**Short exercise:**
Reproduce each record exactly.

**Data for the task:**

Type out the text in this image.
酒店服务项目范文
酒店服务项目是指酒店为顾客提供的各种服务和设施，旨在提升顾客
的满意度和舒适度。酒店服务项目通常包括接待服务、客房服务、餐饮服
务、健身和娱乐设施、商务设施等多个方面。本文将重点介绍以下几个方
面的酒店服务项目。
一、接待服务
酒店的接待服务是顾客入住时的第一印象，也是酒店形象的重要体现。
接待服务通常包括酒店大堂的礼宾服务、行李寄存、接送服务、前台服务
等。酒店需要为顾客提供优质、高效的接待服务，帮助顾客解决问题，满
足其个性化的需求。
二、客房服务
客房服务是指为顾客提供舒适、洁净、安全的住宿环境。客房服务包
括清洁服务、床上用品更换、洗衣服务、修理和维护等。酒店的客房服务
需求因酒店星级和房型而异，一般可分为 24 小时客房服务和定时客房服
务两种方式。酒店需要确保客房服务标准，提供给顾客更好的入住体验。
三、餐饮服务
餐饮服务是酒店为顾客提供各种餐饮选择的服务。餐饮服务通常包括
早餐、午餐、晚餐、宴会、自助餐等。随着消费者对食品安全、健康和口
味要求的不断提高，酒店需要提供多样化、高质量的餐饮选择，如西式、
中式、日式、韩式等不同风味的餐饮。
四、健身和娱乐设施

**Exercise result:**
Type out the text in this image.
酒店服务项目范文
酒店服务项目是指酒店为顾客提供的各种服务和设施，旨在提升顾客
的满意度和舒适度。酒店服务项目通常包括接待服务、客房服务、餐饮服
务、健身和娱乐设施、商务设施等多个方面。本文将重点介绍以下几个方
面的酒店服务项目。
一、接待服务
酒店的接待服务是顾客入住时的第一印象，也是酒店形象的重要体现。
接待服务通常包括酒店大堂的礼宾服务、行李寄存、接送服务、前台服务
等。酒店需要为顾客提供优质、高效的接待服务，帮助顾客解决问题，满
足其个性化的需求。
二、客房服务
客房服务是指为顾客提供舒适、洁净、安全的住宿环境。客房服务包
括清洁服务、床上用品更换、洗衣服务、修理和维护等。酒店的客房服务
需求因酒店星级和房型而异，一般可分为 24 小时客房服务和定时客房服
务两种方式。酒店需要确保客房服务标准，提供给顾客更好的入住体验。
三、餐饮服务
餐饮服务是酒店为顾客提供各种餐饮选择的服务。餐饮服务通常包括
早餐、午餐、晚餐、宴会、自助餐等。随着消费者对食品安全、健康和口
味要求的不断提高，酒店需要提供多样化、高质量的餐饮选择，如西式、
中式、日式、韩式等不同风味的餐饮。
四、健身和娱乐设施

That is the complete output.